# Set problem
Quote the listing below in full and exactly as written, but omit every picture.

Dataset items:
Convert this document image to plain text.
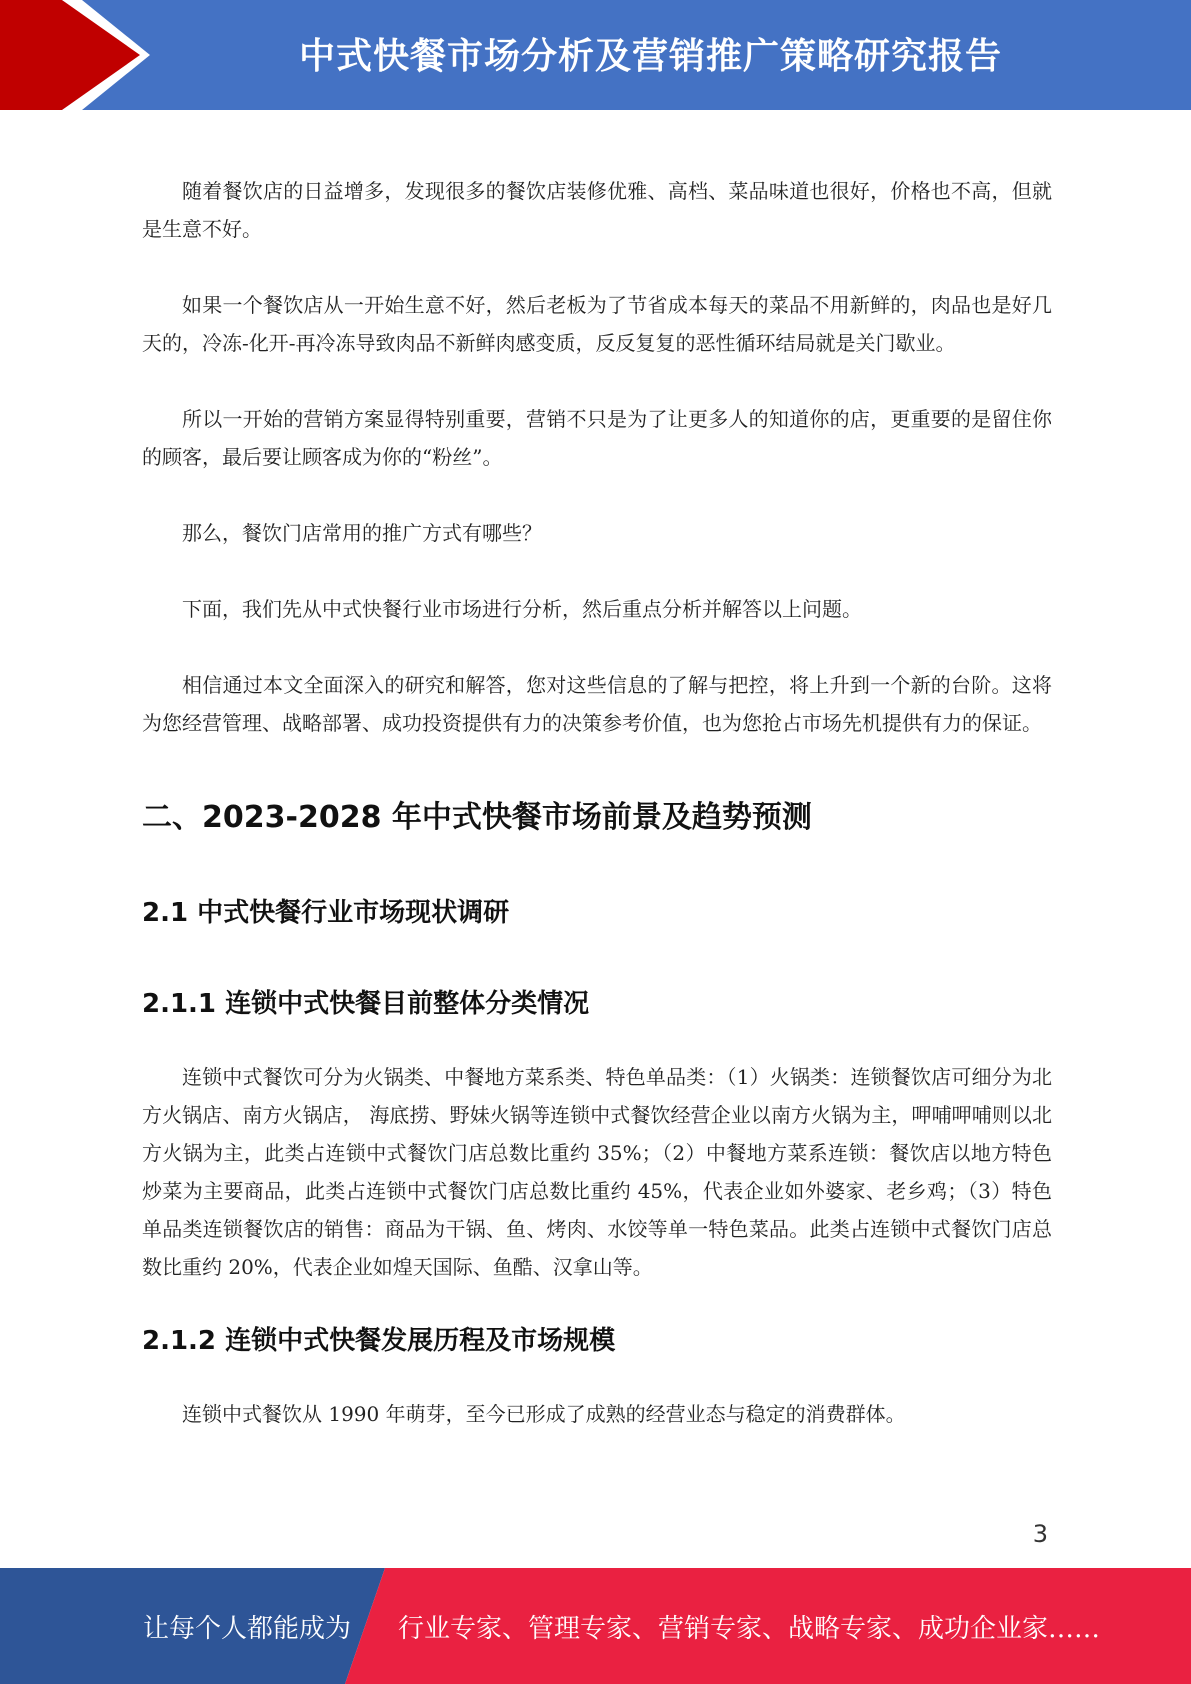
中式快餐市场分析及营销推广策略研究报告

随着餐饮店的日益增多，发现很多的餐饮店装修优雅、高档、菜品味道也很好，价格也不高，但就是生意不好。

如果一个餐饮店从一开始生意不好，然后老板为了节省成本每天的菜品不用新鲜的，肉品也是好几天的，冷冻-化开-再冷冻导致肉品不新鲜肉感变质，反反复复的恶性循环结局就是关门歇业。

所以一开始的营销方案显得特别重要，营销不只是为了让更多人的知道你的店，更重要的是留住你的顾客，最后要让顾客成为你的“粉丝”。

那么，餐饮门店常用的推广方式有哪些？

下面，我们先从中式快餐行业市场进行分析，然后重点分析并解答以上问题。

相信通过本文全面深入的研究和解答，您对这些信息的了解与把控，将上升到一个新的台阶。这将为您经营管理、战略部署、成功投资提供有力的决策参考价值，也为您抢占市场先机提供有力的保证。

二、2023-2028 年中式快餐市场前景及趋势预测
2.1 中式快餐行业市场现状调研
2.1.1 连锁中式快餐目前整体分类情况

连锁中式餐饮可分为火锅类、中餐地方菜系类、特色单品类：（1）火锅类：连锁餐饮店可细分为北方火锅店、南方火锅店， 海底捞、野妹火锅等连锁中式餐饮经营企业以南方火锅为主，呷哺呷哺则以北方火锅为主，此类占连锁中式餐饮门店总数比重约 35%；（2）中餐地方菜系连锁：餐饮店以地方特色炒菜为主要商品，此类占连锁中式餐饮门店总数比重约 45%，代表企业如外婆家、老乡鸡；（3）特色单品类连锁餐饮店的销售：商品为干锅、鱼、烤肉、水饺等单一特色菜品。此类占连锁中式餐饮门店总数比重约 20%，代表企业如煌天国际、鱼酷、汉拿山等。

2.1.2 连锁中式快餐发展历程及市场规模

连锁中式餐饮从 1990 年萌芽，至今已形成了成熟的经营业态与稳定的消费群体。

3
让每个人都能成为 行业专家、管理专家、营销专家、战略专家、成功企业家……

# Result of the task
Convert this document image to plain text.
中式快餐市场分析及营销推广策略研究报告

随着餐饮店的日益增多，发现很多的餐饮店装修优雅、高档、菜品味道也很好，价格也不高，但就是生意不好。

如果一个餐饮店从一开始生意不好，然后老板为了节省成本每天的菜品不用新鲜的，肉品也是好几天的，冷冻-化开-再冷冻导致肉品不新鲜肉感变质，反反复复的恶性循环结局就是关门歇业。

所以一开始的营销方案显得特别重要，营销不只是为了让更多人的知道你的店，更重要的是留住你的顾客，最后要让顾客成为你的“粉丝”。

那么，餐饮门店常用的推广方式有哪些？

下面，我们先从中式快餐行业市场进行分析，然后重点分析并解答以上问题。

相信通过本文全面深入的研究和解答，您对这些信息的了解与把控，将上升到一个新的台阶。这将为您经营管理、战略部署、成功投资提供有力的决策参考价值，也为您抢占市场先机提供有力的保证。

二、2023-2028 年中式快餐市场前景及趋势预测
2.1 中式快餐行业市场现状调研
2.1.1 连锁中式快餐目前整体分类情况

连锁中式餐饮可分为火锅类、中餐地方菜系类、特色单品类：（1）火锅类：连锁餐饮店可细分为北方火锅店、南方火锅店， 海底捞、野妹火锅等连锁中式餐饮经营企业以南方火锅为主，呷哺呷哺则以北方火锅为主，此类占连锁中式餐饮门店总数比重约 35%；（2）中餐地方菜系连锁：餐饮店以地方特色炒菜为主要商品，此类占连锁中式餐饮门店总数比重约 45%，代表企业如外婆家、老乡鸡；（3）特色单品类连锁餐饮店的销售：商品为干锅、鱼、烤肉、水饺等单一特色菜品。此类占连锁中式餐饮门店总数比重约 20%，代表企业如煌天国际、鱼酷、汉拿山等。

2.1.2 连锁中式快餐发展历程及市场规模

连锁中式餐饮从 1990 年萌芽，至今已形成了成熟的经营业态与稳定的消费群体。

3
让每个人都能成为 行业专家、管理专家、营销专家、战略专家、成功企业家……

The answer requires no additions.